Only the lines holding the string "Monday" are needed. Copy each one.

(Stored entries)
----

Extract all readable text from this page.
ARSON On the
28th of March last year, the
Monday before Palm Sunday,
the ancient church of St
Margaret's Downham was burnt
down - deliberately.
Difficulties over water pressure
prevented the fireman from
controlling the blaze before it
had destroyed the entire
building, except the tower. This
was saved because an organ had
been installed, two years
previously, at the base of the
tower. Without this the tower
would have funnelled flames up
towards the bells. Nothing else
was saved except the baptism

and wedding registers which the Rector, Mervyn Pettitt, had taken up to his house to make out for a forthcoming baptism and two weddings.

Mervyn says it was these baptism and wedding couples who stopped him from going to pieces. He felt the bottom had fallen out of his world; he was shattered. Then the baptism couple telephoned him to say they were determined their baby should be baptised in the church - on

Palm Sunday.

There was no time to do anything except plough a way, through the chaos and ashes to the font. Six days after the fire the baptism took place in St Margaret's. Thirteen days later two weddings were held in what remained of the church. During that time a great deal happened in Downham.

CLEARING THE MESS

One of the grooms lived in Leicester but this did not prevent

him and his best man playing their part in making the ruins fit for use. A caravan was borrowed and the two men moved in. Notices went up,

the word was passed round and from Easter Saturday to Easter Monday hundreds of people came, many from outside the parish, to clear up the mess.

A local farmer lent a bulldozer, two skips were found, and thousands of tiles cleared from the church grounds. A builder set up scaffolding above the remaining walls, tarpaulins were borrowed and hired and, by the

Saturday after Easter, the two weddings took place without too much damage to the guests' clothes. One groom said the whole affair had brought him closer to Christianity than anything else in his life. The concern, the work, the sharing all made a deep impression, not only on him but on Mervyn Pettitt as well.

----

(RESPONSE BELOW):
Monday before Palm Sunday,
the word was passed round and from Easter Saturday to Easter Monday hundreds of people came, many from outside the parish, to clear up the mess.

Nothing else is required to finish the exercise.